* _Data shown_
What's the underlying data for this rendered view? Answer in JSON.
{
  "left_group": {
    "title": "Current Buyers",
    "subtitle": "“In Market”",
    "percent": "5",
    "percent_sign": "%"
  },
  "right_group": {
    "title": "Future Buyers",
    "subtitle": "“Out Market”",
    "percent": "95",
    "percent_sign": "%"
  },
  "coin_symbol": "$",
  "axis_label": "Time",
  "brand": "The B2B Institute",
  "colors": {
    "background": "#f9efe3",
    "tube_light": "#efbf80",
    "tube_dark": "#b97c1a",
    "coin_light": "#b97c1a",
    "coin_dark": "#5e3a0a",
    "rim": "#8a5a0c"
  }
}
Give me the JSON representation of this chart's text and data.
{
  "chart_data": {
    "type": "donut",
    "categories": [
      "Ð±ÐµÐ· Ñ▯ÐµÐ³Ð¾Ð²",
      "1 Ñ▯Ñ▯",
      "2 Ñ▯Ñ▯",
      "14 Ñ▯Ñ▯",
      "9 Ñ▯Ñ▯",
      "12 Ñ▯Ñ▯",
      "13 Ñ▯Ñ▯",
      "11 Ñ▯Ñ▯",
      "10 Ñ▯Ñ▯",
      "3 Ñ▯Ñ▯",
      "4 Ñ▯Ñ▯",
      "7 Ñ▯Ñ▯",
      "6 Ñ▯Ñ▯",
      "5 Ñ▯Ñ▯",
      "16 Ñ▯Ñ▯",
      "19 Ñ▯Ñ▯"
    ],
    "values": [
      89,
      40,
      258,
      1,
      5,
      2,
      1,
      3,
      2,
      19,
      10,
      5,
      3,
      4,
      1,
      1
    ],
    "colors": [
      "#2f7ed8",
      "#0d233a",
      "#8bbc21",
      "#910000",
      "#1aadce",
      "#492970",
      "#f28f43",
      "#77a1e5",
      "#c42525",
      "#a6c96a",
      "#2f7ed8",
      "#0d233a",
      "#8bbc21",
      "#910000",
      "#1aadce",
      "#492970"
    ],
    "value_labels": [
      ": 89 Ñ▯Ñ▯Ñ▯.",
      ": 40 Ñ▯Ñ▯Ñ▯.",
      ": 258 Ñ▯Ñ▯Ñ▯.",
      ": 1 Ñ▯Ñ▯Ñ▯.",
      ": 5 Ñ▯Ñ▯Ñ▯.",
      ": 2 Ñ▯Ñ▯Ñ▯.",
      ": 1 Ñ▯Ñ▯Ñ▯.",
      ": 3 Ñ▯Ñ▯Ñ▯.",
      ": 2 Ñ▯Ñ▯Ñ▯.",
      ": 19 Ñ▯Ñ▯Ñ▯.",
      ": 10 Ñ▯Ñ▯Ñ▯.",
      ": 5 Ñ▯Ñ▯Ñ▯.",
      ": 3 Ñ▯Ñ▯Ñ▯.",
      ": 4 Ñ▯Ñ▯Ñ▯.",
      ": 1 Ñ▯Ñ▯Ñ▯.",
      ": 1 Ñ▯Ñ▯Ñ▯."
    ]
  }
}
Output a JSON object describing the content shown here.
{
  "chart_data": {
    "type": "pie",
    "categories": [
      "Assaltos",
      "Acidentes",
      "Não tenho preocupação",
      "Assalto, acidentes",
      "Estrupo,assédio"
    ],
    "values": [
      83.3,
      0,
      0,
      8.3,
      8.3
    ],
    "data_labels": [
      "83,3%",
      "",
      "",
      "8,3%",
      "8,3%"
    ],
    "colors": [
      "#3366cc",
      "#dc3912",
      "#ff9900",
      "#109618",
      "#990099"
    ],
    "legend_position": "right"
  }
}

* _Problem requirements_
Quote the data in full, keeping each word unchanged.

* _Exercise solution_
What's the underlying data for this rendered view? Answer in JSON.
{
  "left_group": {
    "title": "Current Buyers",
    "subtitle": "“In Market”",
    "percent": "5",
    "percent_sign": "%"
  },
  "right_group": {
    "title": "Future Buyers",
    "subtitle": "“Out Market”",
    "percent": "95",
    "percent_sign": "%"
  },
  "coin_symbol": "$",
  "axis_label": "Time",
  "brand": "The B2B Institute",
  "colors": {
    "background": "#f9efe3",
    "tube_light": "#efbf80",
    "tube_dark": "#b97c1a",
    "coin_light": "#b97c1a",
    "coin_dark": "#5e3a0a",
    "rim": "#8a5a0c"
  }
}
Give me the JSON representation of this chart's text and data.
{
  "chart_data": {
    "type": "donut",
    "categories": [
      "Ð±ÐµÐ· Ñ▯ÐµÐ³Ð¾Ð²",
      "1 Ñ▯Ñ▯",
      "2 Ñ▯Ñ▯",
      "14 Ñ▯Ñ▯",
      "9 Ñ▯Ñ▯",
      "12 Ñ▯Ñ▯",
      "13 Ñ▯Ñ▯",
      "11 Ñ▯Ñ▯",
      "10 Ñ▯Ñ▯",
      "3 Ñ▯Ñ▯",
      "4 Ñ▯Ñ▯",
      "7 Ñ▯Ñ▯",
      "6 Ñ▯Ñ▯",
      "5 Ñ▯Ñ▯",
      "16 Ñ▯Ñ▯",
      "19 Ñ▯Ñ▯"
    ],
    "values": [
      89,
      40,
      258,
      1,
      5,
      2,
      1,
      3,
      2,
      19,
      10,
      5,
      3,
      4,
      1,
      1
    ],
    "colors": [
      "#2f7ed8",
      "#0d233a",
      "#8bbc21",
      "#910000",
      "#1aadce",
      "#492970",
      "#f28f43",
      "#77a1e5",
      "#c42525",
      "#a6c96a",
      "#2f7ed8",
      "#0d233a",
      "#8bbc21",
      "#910000",
      "#1aadce",
      "#492970"
    ],
    "value_labels": [
      ": 89 Ñ▯Ñ▯Ñ▯.",
      ": 40 Ñ▯Ñ▯Ñ▯.",
      ": 258 Ñ▯Ñ▯Ñ▯.",
      ": 1 Ñ▯Ñ▯Ñ▯.",
      ": 5 Ñ▯Ñ▯Ñ▯.",
      ": 2 Ñ▯Ñ▯Ñ▯.",
      ": 1 Ñ▯Ñ▯Ñ▯.",
      ": 3 Ñ▯Ñ▯Ñ▯.",
      ": 2 Ñ▯Ñ▯Ñ▯.",
      ": 19 Ñ▯Ñ▯Ñ▯.",
      ": 10 Ñ▯Ñ▯Ñ▯.",
      ": 5 Ñ▯Ñ▯Ñ▯.",
      ": 3 Ñ▯Ñ▯Ñ▯.",
      ": 4 Ñ▯Ñ▯Ñ▯.",
      ": 1 Ñ▯Ñ▯Ñ▯.",
      ": 1 Ñ▯Ñ▯Ñ▯."
    ]
  }
}
Output a JSON object describing the content shown here.
{
  "chart_data": {
    "type": "pie",
    "categories": [
      "Assaltos",
      "Acidentes",
      "Não tenho preocupação",
      "Assalto, acidentes",
      "Estrupo,assédio"
    ],
    "values": [
      83.3,
      0,
      0,
      8.3,
      8.3
    ],
    "data_labels": [
      "83,3%",
      "",
      "",
      "8,3%",
      "8,3%"
    ],
    "colors": [
      "#3366cc",
      "#dc3912",
      "#ff9900",
      "#109618",
      "#990099"
    ],
    "legend_position": "right"
  }
}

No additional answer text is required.